**Stated task:** Copy every entry precisely.

**Data to use:**
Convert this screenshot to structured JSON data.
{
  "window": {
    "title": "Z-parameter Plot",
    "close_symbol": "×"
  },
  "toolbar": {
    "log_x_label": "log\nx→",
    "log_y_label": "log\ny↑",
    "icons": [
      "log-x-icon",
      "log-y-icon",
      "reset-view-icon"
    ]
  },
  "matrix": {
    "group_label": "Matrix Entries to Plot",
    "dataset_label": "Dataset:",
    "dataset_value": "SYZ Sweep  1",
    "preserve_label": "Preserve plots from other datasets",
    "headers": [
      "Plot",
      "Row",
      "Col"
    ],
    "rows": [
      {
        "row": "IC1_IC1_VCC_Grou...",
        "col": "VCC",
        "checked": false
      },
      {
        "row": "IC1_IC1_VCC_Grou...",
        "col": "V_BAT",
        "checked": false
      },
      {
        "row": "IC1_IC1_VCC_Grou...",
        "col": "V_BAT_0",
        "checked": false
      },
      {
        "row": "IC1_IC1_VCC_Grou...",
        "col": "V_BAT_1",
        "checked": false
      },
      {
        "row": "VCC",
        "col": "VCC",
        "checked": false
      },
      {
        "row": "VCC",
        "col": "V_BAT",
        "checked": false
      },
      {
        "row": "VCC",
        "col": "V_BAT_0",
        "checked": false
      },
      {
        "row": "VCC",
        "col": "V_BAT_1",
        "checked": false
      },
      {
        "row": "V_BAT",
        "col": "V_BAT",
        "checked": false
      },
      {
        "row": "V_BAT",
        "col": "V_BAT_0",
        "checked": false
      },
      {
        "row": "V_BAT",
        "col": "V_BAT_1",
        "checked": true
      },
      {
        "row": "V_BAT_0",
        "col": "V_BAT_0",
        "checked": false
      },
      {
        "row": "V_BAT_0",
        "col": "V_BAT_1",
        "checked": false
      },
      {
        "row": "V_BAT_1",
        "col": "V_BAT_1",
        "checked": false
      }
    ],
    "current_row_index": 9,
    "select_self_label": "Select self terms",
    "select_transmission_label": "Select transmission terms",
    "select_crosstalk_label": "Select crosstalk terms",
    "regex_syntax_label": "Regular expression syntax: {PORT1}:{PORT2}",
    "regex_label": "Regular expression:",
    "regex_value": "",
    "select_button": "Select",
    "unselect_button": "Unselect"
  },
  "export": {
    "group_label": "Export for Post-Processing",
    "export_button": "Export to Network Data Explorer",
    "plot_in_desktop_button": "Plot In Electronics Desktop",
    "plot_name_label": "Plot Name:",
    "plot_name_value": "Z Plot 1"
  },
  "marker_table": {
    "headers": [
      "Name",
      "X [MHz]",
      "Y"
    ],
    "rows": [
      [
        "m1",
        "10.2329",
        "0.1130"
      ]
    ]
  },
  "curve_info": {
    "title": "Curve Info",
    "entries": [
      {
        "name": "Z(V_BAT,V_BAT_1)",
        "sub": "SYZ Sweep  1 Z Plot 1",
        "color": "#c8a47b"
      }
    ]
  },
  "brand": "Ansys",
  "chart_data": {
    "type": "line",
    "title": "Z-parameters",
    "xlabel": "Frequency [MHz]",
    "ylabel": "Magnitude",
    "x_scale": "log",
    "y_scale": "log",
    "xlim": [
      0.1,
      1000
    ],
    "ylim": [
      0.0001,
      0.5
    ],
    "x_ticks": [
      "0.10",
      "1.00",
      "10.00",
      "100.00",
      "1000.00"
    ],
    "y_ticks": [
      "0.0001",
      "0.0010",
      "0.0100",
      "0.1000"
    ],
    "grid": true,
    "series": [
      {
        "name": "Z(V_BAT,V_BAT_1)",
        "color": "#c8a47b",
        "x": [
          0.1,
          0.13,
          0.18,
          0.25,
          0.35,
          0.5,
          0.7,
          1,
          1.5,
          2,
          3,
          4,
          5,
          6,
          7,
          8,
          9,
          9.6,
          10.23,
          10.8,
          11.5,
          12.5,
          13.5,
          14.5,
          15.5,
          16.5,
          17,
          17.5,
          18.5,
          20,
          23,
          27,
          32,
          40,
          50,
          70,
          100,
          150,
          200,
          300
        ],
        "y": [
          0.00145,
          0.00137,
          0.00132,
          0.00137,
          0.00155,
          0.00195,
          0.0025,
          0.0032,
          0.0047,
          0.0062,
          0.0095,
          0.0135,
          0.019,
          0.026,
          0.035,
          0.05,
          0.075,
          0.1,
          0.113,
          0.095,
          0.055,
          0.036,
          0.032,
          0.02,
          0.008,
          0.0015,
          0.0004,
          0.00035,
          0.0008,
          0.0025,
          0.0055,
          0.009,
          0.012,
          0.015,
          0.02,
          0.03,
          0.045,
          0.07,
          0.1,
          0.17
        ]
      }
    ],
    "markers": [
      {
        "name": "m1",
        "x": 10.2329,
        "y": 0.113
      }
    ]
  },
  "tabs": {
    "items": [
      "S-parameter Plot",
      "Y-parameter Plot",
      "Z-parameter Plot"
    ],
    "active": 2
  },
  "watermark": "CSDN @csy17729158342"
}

**Worked answer:**
Convert this screenshot to structured JSON data.
{
  "window": {
    "title": "Z-parameter Plot",
    "close_symbol": "×"
  },
  "toolbar": {
    "log_x_label": "log\nx→",
    "log_y_label": "log\ny↑",
    "icons": [
      "log-x-icon",
      "log-y-icon",
      "reset-view-icon"
    ]
  },
  "matrix": {
    "group_label": "Matrix Entries to Plot",
    "dataset_label": "Dataset:",
    "dataset_value": "SYZ Sweep  1",
    "preserve_label": "Preserve plots from other datasets",
    "headers": [
      "Plot",
      "Row",
      "Col"
    ],
    "rows": [
      {
        "row": "IC1_IC1_VCC_Grou...",
        "col": "VCC",
        "checked": false
      },
      {
        "row": "IC1_IC1_VCC_Grou...",
        "col": "V_BAT",
        "checked": false
      },
      {
        "row": "IC1_IC1_VCC_Grou...",
        "col": "V_BAT_0",
        "checked": false
      },
      {
        "row": "IC1_IC1_VCC_Grou...",
        "col": "V_BAT_1",
        "checked": false
      },
      {
        "row": "VCC",
        "col": "VCC",
        "checked": false
      },
      {
        "row": "VCC",
        "col": "V_BAT",
        "checked": false
      },
      {
        "row": "VCC",
        "col": "V_BAT_0",
        "checked": false
      },
      {
        "row": "VCC",
        "col": "V_BAT_1",
        "checked": false
      },
      {
        "row": "V_BAT",
        "col": "V_BAT",
        "checked": false
      },
      {
        "row": "V_BAT",
        "col": "V_BAT_0",
        "checked": false
      },
      {
        "row": "V_BAT",
        "col": "V_BAT_1",
        "checked": true
      },
      {
        "row": "V_BAT_0",
        "col": "V_BAT_0",
        "checked": false
      },
      {
        "row": "V_BAT_0",
        "col": "V_BAT_1",
        "checked": false
      },
      {
        "row": "V_BAT_1",
        "col": "V_BAT_1",
        "checked": false
      }
    ],
    "current_row_index": 9,
    "select_self_label": "Select self terms",
    "select_transmission_label": "Select transmission terms",
    "select_crosstalk_label": "Select crosstalk terms",
    "regex_syntax_label": "Regular expression syntax: {PORT1}:{PORT2}",
    "regex_label": "Regular expression:",
    "regex_value": "",
    "select_button": "Select",
    "unselect_button": "Unselect"
  },
  "export": {
    "group_label": "Export for Post-Processing",
    "export_button": "Export to Network Data Explorer",
    "plot_in_desktop_button": "Plot In Electronics Desktop",
    "plot_name_label": "Plot Name:",
    "plot_name_value": "Z Plot 1"
  },
  "marker_table": {
    "headers": [
      "Name",
      "X [MHz]",
      "Y"
    ],
    "rows": [
      [
        "m1",
        "10.2329",
        "0.1130"
      ]
    ]
  },
  "curve_info": {
    "title": "Curve Info",
    "entries": [
      {
        "name": "Z(V_BAT,V_BAT_1)",
        "sub": "SYZ Sweep  1 Z Plot 1",
        "color": "#c8a47b"
      }
    ]
  },
  "brand": "Ansys",
  "chart_data": {
    "type": "line",
    "title": "Z-parameters",
    "xlabel": "Frequency [MHz]",
    "ylabel": "Magnitude",
    "x_scale": "log",
    "y_scale": "log",
    "xlim": [
      0.1,
      1000
    ],
    "ylim": [
      0.0001,
      0.5
    ],
    "x_ticks": [
      "0.10",
      "1.00",
      "10.00",
      "100.00",
      "1000.00"
    ],
    "y_ticks": [
      "0.0001",
      "0.0010",
      "0.0100",
      "0.1000"
    ],
    "grid": true,
    "series": [
      {
        "name": "Z(V_BAT,V_BAT_1)",
        "color": "#c8a47b",
        "x": [
          0.1,
          0.13,
          0.18,
          0.25,
          0.35,
          0.5,
          0.7,
          1,
          1.5,
          2,
          3,
          4,
          5,
          6,
          7,
          8,
          9,
          9.6,
          10.23,
          10.8,
          11.5,
          12.5,
          13.5,
          14.5,
          15.5,
          16.5,
          17,
          17.5,
          18.5,
          20,
          23,
          27,
          32,
          40,
          50,
          70,
          100,
          150,
          200,
          300
        ],
        "y": [
          0.00145,
          0.00137,
          0.00132,
          0.00137,
          0.00155,
          0.00195,
          0.0025,
          0.0032,
          0.0047,
          0.0062,
          0.0095,
          0.0135,
          0.019,
          0.026,
          0.035,
          0.05,
          0.075,
          0.1,
          0.113,
          0.095,
          0.055,
          0.036,
          0.032,
          0.02,
          0.008,
          0.0015,
          0.0004,
          0.00035,
          0.0008,
          0.0025,
          0.0055,
          0.009,
          0.012,
          0.015,
          0.02,
          0.03,
          0.045,
          0.07,
          0.1,
          0.17
        ]
      }
    ],
    "markers": [
      {
        "name": "m1",
        "x": 10.2329,
        "y": 0.113
      }
    ]
  },
  "tabs": {
    "items": [
      "S-parameter Plot",
      "Y-parameter Plot",
      "Z-parameter Plot"
    ],
    "active": 2
  },
  "watermark": "CSDN @csy17729158342"
}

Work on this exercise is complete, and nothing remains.